But your solution isn't going to help much. In twenty years, do we even have a computer that is capable of reading the old floppy disks? Most computers these days don't come with a floppy drive and the new mac mini doesn't even have a CD drive. Sure USB may be around, but twenty years ago you would have said the same thing about the 3.5inch floppy.
Really if you want to store source code like that, you would have to print it physical paper and store it in a massive archive. And how would you handle changes?
Do you want to print everything each time you do a svn commit? Or just the diff (yeah, that is going to be fun to type in)?
A central server, properly organized and upgraded would properly be the best, but even so it is never going to be very good. In a world were the price of data is very close to nothing, good metadata seems increasingly expensive.
Just as hard with software, whatever version control system is used...
Who is going to remember the culture of old-but-still-running Ruby on Rails apps in 30 years time, when even Node.js isn't fashionable any more ;)
That would include BitKeeper --- copies were available for a few years at no cost to Linux kernel developers, but only on increasingly restrictive terms, which McVoy ultimately wound up revoking altogether. IIRC, Linus released the first embryonic version of git within weeks after McVoy withdrew the free-as-in-beer version of BitKeeper.
The resulting debacle was fairly ridiculous; Linux chastising Andrew Tridgell, continued flamewars about using a closed-source product.
What I find interesting here, though, is just how much hot water McVoy landed in. He gave away free licenses to Linux developers, then when someone in that community started reverse engineering his product with the intent to replace it, he revoked the free license, leading Linus to develop a replacement anyway -- one that has largely consumed the vast majority of BitKeeper's target market.
People often complain about the idea of using version control for large binary files, as if it is unreasonable to want such a thing, and that as a point of principle version control systems should contain only text files, and the fact that many version control systems support this poorly is proof that you don't want it anyway. But there are actually people who create, with their own hands, large binary files, often of the completely-unmergeable variety, and they deserve version control just as much as the programmers do.
(And then once you have a system that works well for them, you can then use it to solve all manner of problems that might previously have involved storing files in public folders, mailing them round, or maybe just waiting for them to compile again. No need for any of that crap any more - just check the files in, they're there forever, and you can get them back quickly.)
It is, in the sense that a decentralized VCS is, essentially, a superset of a centralized one.
Blobs are certainly still an issue, though orthogonal to distribution (I don't think you intended to imply it was related, but it could be read as if you did).
Distributed systems rely on allowing people to (in effect) create multiple versions of the same file, and then merge them all together later. But it's very rare that binary files are mergeable! And if the file can't be merged, the distributed approach won't work. People will step on one another's changes by accident, and people will have to redo work.
The usual solution is simply not to allow multiple versions to exist: enforce some kind of locking system, so that each editor has to commit their changes before the next one can have a go. But now you need some centralized place to store the locking information...
I think that the GP used the phrase correctly, but not being a native English speaker myself, I'm not entirely sure.

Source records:
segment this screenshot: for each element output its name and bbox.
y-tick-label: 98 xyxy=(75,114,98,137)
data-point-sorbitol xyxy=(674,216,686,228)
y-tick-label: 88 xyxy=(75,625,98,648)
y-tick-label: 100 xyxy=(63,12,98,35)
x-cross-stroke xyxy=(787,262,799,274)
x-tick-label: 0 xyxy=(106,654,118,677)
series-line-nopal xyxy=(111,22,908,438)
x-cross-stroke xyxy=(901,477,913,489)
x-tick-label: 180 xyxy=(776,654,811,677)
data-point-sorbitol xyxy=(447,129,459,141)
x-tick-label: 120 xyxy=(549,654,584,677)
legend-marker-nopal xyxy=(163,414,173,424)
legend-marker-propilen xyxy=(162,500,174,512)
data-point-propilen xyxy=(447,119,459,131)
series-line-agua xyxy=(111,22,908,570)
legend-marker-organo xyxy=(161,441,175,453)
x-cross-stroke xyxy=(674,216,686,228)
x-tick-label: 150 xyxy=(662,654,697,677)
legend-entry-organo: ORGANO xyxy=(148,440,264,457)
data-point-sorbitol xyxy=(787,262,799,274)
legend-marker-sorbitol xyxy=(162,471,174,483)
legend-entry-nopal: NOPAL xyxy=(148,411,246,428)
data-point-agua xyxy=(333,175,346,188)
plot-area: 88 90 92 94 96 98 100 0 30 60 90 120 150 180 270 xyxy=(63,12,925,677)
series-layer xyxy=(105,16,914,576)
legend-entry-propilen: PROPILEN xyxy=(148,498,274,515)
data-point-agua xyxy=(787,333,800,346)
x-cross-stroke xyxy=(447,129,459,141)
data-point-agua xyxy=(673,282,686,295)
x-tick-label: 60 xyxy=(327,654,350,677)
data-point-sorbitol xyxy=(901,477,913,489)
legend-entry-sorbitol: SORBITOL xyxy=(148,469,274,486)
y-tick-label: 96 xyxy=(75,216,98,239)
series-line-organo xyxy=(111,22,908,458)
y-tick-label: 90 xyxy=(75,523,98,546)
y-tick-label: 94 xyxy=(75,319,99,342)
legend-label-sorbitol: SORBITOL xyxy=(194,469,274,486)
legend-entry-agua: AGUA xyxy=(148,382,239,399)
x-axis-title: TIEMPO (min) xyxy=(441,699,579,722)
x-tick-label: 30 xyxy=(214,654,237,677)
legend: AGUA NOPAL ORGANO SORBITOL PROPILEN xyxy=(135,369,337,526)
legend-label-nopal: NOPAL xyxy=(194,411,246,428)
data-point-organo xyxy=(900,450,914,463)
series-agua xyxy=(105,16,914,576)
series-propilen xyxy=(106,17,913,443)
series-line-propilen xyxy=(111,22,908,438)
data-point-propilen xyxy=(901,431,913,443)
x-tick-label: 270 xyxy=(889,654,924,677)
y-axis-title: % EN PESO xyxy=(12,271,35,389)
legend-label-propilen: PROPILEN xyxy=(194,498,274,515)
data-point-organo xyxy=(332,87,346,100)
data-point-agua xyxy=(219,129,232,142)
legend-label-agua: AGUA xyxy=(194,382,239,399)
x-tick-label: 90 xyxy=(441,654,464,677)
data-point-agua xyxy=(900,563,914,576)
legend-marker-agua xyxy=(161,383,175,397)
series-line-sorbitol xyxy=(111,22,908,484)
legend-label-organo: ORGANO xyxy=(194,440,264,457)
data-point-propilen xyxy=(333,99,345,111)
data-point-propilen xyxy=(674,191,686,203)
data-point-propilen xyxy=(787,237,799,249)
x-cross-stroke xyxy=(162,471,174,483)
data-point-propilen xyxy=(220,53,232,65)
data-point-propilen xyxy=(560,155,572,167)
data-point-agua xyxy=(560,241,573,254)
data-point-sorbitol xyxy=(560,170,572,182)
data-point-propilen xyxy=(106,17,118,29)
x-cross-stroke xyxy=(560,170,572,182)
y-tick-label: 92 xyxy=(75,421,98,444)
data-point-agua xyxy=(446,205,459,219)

→ **Actions to take**
1 - In the forum thread on version control, change "McVoy" to "the vendor" in the part starting with "Who is going" and going on through "version of BitKeeper.", and give that part again.
2 - Summarize the forum thread on version control in two sentences.
3 - Pick up the forum thread on version control after its last post and continue it.

→ **Task results**
1 -
Who is going to remember the culture of old-but-still-running Ruby on Rails apps in 30 years time, when even Node.js isn't fashionable any more ;)
That would include BitKeeper --- copies were available for a few years at no cost to Linux kernel developers, but only on increasingly restrictive terms, which the vendor ultimately wound up revoking altogether. IIRC, Linus released the first embryonic version of git within weeks after the vendor withdrew the free-as-in-beer version of BitKeeper.

2 - The thread doubts that source code can be kept readable for decades, since storage hardware goes out of date and printing code on paper cannot cope with changes. It recounts how McVoy's withdrawal of free BitKeeper licenses led Linus to create git, and it argues that people who make large, unmergeable binary files deserve version control, though such files sit poorly with distributed systems because they need locking information kept in a central place.

3 -
But the author addresses the point anyway:
> I’m not recording the first time anyone made the astonishing thing, but the first time it was productised and became popular.
But that said, git really isn't very similar to bitkeeper except insofar as it enables distributed development. Both model development as a forest of independent developer trees which communicate with each other through merges. But bitkeeper is still a traditional centralized server keeping a bunch of delta'd files.
The decision bitkeeper made to keep files in SCCS format was of course not revolutionary, but tells you quite a bit about the target market (people who had makefiles that relied on implicit commands like get just working). They went to extra effort to make it look just a bunch of delta'd files.
Is anyone doing a decent work of synthesis for the history of computing in general? Something like Judt/Postwar or TARUSKIN/History of Western Music?
I just became a little lightheaded, and my vision has gone all blurry and grey.
I hope you're claiming some sort of disability compensation from that company over the long term harm this must have caused you.
But all-in-all, it was quite serviceable for a 75,000 line C++ project. Just don't try to do branches.
Thank goodness we didn't need to do any branching.
So perhaps we can think of RCS as first gear, VS as second gear, CVS/SVN as third gear, and git as fourth gear?
cvs was great and all, but we couldn't version our directories, branching and merging was a mess, the wire protocol was hard to use, it had a ton of security holes and the storage format took up too much space. So, Subversion was created as a way to do a better cvs, without thinking about the larger intrinsic issues with the current state of version control. Thus, missing the whole 'distributed' boat and letting Linus eat our lunch.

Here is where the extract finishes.